**The task:** Reproduce each line of the listing exactly.

(Data items)
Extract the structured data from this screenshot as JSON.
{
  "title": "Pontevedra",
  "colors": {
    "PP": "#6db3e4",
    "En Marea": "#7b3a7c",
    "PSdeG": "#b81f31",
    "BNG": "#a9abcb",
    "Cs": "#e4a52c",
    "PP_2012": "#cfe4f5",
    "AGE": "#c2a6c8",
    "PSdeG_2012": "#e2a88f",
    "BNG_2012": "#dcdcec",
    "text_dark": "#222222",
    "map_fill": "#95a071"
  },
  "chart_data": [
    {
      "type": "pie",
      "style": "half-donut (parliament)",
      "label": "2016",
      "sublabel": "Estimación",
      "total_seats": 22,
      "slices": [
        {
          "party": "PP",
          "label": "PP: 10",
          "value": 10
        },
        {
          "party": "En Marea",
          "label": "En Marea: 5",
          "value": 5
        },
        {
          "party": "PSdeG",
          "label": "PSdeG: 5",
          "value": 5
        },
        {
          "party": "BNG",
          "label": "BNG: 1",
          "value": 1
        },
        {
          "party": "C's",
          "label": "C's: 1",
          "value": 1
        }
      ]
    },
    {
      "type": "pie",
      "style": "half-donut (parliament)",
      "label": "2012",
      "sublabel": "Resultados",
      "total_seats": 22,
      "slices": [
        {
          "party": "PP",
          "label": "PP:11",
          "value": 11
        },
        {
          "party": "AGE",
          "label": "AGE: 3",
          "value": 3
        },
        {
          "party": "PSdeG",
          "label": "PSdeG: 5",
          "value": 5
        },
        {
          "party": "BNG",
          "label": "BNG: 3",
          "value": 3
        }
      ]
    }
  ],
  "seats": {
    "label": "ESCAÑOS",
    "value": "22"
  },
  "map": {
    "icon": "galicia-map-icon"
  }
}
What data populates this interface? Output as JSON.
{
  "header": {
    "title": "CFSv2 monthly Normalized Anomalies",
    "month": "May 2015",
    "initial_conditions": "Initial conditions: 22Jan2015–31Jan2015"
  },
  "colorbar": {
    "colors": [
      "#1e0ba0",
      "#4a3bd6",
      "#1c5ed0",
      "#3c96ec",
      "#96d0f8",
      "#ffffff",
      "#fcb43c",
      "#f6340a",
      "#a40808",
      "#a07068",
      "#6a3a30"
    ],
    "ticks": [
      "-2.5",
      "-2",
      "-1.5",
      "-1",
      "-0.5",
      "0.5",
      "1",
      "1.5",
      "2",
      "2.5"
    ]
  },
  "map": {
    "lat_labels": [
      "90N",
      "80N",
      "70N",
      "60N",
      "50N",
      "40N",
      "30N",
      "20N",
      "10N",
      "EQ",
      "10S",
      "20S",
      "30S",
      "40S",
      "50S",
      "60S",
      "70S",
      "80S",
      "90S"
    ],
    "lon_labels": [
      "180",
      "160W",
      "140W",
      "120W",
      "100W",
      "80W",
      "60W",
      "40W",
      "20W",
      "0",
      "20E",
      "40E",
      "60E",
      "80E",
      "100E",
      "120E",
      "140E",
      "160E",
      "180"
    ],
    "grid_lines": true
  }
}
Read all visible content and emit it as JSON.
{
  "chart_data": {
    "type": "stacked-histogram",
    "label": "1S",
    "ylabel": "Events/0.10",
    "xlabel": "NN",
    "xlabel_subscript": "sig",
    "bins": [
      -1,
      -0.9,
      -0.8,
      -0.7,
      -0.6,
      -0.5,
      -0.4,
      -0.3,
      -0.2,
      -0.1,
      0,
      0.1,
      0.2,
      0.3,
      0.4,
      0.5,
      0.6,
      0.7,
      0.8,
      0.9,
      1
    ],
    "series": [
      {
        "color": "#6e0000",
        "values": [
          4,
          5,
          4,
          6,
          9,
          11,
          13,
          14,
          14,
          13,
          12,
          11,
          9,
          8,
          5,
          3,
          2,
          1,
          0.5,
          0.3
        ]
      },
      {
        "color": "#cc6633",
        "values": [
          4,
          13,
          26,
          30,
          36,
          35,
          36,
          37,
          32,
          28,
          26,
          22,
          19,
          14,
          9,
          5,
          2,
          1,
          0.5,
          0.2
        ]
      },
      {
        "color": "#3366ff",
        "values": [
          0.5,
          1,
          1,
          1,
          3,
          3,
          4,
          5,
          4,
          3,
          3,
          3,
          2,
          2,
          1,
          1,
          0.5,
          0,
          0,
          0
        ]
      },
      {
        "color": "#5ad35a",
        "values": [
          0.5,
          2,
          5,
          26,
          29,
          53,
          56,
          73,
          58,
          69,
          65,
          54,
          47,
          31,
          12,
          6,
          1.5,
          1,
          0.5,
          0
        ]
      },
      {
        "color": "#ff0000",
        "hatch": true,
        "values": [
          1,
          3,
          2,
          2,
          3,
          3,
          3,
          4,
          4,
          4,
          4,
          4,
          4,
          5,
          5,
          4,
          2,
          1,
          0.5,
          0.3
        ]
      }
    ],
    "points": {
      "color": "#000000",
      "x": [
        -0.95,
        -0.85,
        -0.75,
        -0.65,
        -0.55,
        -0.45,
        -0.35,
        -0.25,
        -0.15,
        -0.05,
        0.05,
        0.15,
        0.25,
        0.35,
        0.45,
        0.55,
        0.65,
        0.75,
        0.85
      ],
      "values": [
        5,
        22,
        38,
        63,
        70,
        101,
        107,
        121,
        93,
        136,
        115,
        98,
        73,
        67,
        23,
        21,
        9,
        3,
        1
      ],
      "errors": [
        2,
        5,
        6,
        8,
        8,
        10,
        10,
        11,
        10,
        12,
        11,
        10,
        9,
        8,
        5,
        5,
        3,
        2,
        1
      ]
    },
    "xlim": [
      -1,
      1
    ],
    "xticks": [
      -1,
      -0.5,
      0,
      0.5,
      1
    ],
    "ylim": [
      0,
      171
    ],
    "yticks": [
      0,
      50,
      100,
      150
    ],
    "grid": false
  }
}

**Answer to the exercise:**
Extract the structured data from this screenshot as JSON.
{
  "title": "Pontevedra",
  "colors": {
    "PP": "#6db3e4",
    "En Marea": "#7b3a7c",
    "PSdeG": "#b81f31",
    "BNG": "#a9abcb",
    "Cs": "#e4a52c",
    "PP_2012": "#cfe4f5",
    "AGE": "#c2a6c8",
    "PSdeG_2012": "#e2a88f",
    "BNG_2012": "#dcdcec",
    "text_dark": "#222222",
    "map_fill": "#95a071"
  },
  "chart_data": [
    {
      "type": "pie",
      "style": "half-donut (parliament)",
      "label": "2016",
      "sublabel": "Estimación",
      "total_seats": 22,
      "slices": [
        {
          "party": "PP",
          "label": "PP: 10",
          "value": 10
        },
        {
          "party": "En Marea",
          "label": "En Marea: 5",
          "value": 5
        },
        {
          "party": "PSdeG",
          "label": "PSdeG: 5",
          "value": 5
        },
        {
          "party": "BNG",
          "label": "BNG: 1",
          "value": 1
        },
        {
          "party": "C's",
          "label": "C's: 1",
          "value": 1
        }
      ]
    },
    {
      "type": "pie",
      "style": "half-donut (parliament)",
      "label": "2012",
      "sublabel": "Resultados",
      "total_seats": 22,
      "slices": [
        {
          "party": "PP",
          "label": "PP:11",
          "value": 11
        },
        {
          "party": "AGE",
          "label": "AGE: 3",
          "value": 3
        },
        {
          "party": "PSdeG",
          "label": "PSdeG: 5",
          "value": 5
        },
        {
          "party": "BNG",
          "label": "BNG: 3",
          "value": 3
        }
      ]
    }
  ],
  "seats": {
    "label": "ESCAÑOS",
    "value": "22"
  },
  "map": {
    "icon": "galicia-map-icon"
  }
}
What data populates this interface? Output as JSON.
{
  "header": {
    "title": "CFSv2 monthly Normalized Anomalies",
    "month": "May 2015",
    "initial_conditions": "Initial conditions: 22Jan2015–31Jan2015"
  },
  "colorbar": {
    "colors": [
      "#1e0ba0",
      "#4a3bd6",
      "#1c5ed0",
      "#3c96ec",
      "#96d0f8",
      "#ffffff",
      "#fcb43c",
      "#f6340a",
      "#a40808",
      "#a07068",
      "#6a3a30"
    ],
    "ticks": [
      "-2.5",
      "-2",
      "-1.5",
      "-1",
      "-0.5",
      "0.5",
      "1",
      "1.5",
      "2",
      "2.5"
    ]
  },
  "map": {
    "lat_labels": [
      "90N",
      "80N",
      "70N",
      "60N",
      "50N",
      "40N",
      "30N",
      "20N",
      "10N",
      "EQ",
      "10S",
      "20S",
      "30S",
      "40S",
      "50S",
      "60S",
      "70S",
      "80S",
      "90S"
    ],
    "lon_labels": [
      "180",
      "160W",
      "140W",
      "120W",
      "100W",
      "80W",
      "60W",
      "40W",
      "20W",
      "0",
      "20E",
      "40E",
      "60E",
      "80E",
      "100E",
      "120E",
      "140E",
      "160E",
      "180"
    ],
    "grid_lines": true
  }
}
Read all visible content and emit it as JSON.
{
  "chart_data": {
    "type": "stacked-histogram",
    "label": "1S",
    "ylabel": "Events/0.10",
    "xlabel": "NN",
    "xlabel_subscript": "sig",
    "bins": [
      -1,
      -0.9,
      -0.8,
      -0.7,
      -0.6,
      -0.5,
      -0.4,
      -0.3,
      -0.2,
      -0.1,
      0,
      0.1,
      0.2,
      0.3,
      0.4,
      0.5,
      0.6,
      0.7,
      0.8,
      0.9,
      1
    ],
    "series": [
      {
        "color": "#6e0000",
        "values": [
          4,
          5,
          4,
          6,
          9,
          11,
          13,
          14,
          14,
          13,
          12,
          11,
          9,
          8,
          5,
          3,
          2,
          1,
          0.5,
          0.3
        ]
      },
      {
        "color": "#cc6633",
        "values": [
          4,
          13,
          26,
          30,
          36,
          35,
          36,
          37,
          32,
          28,
          26,
          22,
          19,
          14,
          9,
          5,
          2,
          1,
          0.5,
          0.2
        ]
      },
      {
        "color": "#3366ff",
        "values": [
          0.5,
          1,
          1,
          1,
          3,
          3,
          4,
          5,
          4,
          3,
          3,
          3,
          2,
          2,
          1,
          1,
          0.5,
          0,
          0,
          0
        ]
      },
      {
        "color": "#5ad35a",
        "values": [
          0.5,
          2,
          5,
          26,
          29,
          53,
          56,
          73,
          58,
          69,
          65,
          54,
          47,
          31,
          12,
          6,
          1.5,
          1,
          0.5,
          0
        ]
      },
      {
        "color": "#ff0000",
        "hatch": true,
        "values": [
          1,
          3,
          2,
          2,
          3,
          3,
          3,
          4,
          4,
          4,
          4,
          4,
          4,
          5,
          5,
          4,
          2,
          1,
          0.5,
          0.3
        ]
      }
    ],
    "points": {
      "color": "#000000",
      "x": [
        -0.95,
        -0.85,
        -0.75,
        -0.65,
        -0.55,
        -0.45,
        -0.35,
        -0.25,
        -0.15,
        -0.05,
        0.05,
        0.15,
        0.25,
        0.35,
        0.45,
        0.55,
        0.65,
        0.75,
        0.85
      ],
      "values": [
        5,
        22,
        38,
        63,
        70,
        101,
        107,
        121,
        93,
        136,
        115,
        98,
        73,
        67,
        23,
        21,
        9,
        3,
        1
      ],
      "errors": [
        2,
        5,
        6,
        8,
        8,
        10,
        10,
        11,
        10,
        12,
        11,
        10,
        9,
        8,
        5,
        5,
        3,
        2,
        1
      ]
    },
    "xlim": [
      -1,
      1
    ],
    "xticks": [
      -1,
      -0.5,
      0,
      0.5,
      1
    ],
    "ylim": [
      0,
      171
    ],
    "yticks": [
      0,
      50,
      100,
      150
    ],
    "grid": false
  }
}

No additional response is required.